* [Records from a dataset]
-- begin --

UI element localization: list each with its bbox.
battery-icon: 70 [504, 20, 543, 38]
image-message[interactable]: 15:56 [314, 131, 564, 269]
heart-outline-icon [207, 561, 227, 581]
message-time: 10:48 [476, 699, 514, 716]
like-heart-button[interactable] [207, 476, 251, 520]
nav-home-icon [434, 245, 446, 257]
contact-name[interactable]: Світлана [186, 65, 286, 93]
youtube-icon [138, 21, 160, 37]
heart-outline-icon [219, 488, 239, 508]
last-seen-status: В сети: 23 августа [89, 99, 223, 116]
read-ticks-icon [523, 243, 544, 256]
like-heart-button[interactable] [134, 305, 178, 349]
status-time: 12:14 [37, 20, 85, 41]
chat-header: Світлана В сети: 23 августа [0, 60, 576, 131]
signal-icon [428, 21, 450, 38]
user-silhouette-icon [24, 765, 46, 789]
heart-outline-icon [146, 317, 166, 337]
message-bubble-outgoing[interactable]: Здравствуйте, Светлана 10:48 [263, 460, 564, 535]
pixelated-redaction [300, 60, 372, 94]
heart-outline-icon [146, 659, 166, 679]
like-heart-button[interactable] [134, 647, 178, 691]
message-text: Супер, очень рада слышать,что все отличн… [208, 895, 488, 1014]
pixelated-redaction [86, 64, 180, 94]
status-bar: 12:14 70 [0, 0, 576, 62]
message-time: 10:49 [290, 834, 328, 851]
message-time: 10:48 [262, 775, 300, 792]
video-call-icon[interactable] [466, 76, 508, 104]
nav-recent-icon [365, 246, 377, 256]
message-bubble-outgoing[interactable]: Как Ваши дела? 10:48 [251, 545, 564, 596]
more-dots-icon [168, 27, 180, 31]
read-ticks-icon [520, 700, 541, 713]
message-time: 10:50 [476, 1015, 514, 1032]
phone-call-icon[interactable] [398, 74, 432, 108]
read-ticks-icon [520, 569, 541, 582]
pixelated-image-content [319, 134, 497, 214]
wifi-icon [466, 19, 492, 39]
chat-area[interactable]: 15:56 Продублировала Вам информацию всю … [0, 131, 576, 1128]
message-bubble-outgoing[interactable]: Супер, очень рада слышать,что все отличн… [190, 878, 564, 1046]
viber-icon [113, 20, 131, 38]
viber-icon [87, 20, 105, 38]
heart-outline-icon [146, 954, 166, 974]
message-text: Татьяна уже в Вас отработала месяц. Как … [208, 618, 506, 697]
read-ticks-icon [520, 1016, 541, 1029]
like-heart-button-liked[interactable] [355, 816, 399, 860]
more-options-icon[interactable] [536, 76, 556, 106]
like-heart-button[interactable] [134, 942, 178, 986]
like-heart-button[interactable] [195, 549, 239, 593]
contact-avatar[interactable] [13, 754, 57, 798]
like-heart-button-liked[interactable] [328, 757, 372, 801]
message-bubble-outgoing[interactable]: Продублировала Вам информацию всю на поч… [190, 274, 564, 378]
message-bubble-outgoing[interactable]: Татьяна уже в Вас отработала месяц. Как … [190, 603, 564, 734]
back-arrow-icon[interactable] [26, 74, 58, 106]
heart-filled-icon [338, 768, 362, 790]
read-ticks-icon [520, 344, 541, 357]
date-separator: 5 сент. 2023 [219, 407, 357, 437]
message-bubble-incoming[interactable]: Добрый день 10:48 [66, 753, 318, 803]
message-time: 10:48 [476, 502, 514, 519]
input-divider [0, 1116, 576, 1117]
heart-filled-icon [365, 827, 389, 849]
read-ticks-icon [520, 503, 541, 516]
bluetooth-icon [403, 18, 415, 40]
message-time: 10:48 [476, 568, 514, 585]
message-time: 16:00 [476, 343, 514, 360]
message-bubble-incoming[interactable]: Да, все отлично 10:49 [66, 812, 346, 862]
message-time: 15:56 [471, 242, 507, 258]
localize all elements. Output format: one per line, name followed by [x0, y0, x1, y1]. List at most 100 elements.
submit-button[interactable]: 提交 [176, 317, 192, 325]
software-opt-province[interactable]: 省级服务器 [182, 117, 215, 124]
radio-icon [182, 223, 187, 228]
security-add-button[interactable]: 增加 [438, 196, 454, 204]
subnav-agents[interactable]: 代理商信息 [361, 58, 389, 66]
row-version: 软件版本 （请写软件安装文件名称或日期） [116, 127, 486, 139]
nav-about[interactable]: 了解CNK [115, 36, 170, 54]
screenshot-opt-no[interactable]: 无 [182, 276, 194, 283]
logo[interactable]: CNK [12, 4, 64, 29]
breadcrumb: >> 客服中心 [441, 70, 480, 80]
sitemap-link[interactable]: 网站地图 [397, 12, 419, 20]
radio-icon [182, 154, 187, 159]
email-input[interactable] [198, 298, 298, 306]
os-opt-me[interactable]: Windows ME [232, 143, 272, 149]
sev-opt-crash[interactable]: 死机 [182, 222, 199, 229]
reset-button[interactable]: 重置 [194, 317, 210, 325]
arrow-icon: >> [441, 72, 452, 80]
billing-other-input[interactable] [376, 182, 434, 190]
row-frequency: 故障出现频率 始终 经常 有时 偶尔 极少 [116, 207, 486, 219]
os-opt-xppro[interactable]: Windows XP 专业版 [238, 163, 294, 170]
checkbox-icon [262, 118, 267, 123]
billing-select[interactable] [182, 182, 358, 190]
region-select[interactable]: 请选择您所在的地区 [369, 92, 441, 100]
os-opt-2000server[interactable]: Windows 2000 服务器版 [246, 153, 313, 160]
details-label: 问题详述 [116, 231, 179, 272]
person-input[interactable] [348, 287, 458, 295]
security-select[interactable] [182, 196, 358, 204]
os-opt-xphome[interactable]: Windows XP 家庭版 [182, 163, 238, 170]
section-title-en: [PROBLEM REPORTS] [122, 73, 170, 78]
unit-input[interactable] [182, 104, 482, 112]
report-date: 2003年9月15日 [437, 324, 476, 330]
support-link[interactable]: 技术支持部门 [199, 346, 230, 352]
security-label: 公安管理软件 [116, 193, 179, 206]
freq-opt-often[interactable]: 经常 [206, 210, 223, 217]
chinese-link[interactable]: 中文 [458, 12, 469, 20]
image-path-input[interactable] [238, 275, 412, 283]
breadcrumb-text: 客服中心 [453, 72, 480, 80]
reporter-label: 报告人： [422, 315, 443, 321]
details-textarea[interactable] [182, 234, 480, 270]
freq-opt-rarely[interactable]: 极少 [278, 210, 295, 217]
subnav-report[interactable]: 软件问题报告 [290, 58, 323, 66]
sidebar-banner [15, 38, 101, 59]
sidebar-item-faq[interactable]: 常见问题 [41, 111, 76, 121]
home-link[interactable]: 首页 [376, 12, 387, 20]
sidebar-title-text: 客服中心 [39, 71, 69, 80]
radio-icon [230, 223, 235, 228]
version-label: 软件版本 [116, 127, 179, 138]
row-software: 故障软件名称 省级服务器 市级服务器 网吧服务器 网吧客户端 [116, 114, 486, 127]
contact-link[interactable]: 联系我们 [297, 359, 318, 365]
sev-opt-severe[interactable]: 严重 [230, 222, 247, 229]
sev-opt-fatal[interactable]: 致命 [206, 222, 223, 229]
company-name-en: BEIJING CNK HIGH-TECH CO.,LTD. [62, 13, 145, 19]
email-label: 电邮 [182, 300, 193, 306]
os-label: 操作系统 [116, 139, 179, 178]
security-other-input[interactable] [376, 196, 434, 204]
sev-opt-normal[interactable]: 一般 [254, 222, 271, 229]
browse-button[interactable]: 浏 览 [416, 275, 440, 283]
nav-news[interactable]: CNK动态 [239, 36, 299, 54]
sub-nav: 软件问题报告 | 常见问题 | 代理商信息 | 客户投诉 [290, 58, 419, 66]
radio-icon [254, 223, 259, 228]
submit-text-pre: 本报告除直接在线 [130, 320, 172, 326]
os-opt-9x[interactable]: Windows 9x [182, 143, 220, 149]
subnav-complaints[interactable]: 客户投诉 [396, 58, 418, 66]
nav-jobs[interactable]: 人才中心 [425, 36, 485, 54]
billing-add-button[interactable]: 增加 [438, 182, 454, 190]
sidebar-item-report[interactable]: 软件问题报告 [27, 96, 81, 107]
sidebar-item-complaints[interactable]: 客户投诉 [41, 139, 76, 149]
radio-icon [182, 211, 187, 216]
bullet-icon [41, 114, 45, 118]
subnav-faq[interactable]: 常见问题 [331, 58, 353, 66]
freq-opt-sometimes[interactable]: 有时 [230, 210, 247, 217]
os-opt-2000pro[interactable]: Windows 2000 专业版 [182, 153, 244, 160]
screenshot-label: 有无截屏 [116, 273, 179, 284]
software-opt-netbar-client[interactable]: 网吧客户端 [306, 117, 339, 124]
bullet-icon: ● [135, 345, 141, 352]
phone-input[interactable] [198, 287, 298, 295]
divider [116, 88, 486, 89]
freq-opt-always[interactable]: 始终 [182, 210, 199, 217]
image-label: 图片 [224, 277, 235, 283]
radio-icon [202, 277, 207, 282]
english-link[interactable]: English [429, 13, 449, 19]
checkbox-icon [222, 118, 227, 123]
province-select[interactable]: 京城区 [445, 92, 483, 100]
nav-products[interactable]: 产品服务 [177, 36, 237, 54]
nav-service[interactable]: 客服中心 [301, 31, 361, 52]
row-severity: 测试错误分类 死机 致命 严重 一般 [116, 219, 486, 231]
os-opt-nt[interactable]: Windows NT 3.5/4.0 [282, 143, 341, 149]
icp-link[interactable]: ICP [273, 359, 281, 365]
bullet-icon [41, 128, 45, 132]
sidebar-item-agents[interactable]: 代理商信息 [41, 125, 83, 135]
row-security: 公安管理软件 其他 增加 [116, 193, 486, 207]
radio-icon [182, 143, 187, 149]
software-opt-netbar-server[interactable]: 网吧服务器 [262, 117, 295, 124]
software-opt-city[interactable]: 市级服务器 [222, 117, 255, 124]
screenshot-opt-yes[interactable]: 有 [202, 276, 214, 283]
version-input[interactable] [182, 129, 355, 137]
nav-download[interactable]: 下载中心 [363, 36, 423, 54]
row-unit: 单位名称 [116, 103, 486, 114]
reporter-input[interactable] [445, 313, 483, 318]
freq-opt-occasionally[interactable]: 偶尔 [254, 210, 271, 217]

-- end --

* [EXERCISE PROMPT] Pick out every line of the data above that contains the string "incoming", matching case exactly, and copy each such line in full.

* [RESULT FOR THIS TASK]
message-bubble-incoming[interactable]: Добрый день 10:48 [66, 753, 318, 803]
message-bubble-incoming[interactable]: Да, все отлично 10:49 [66, 812, 346, 862]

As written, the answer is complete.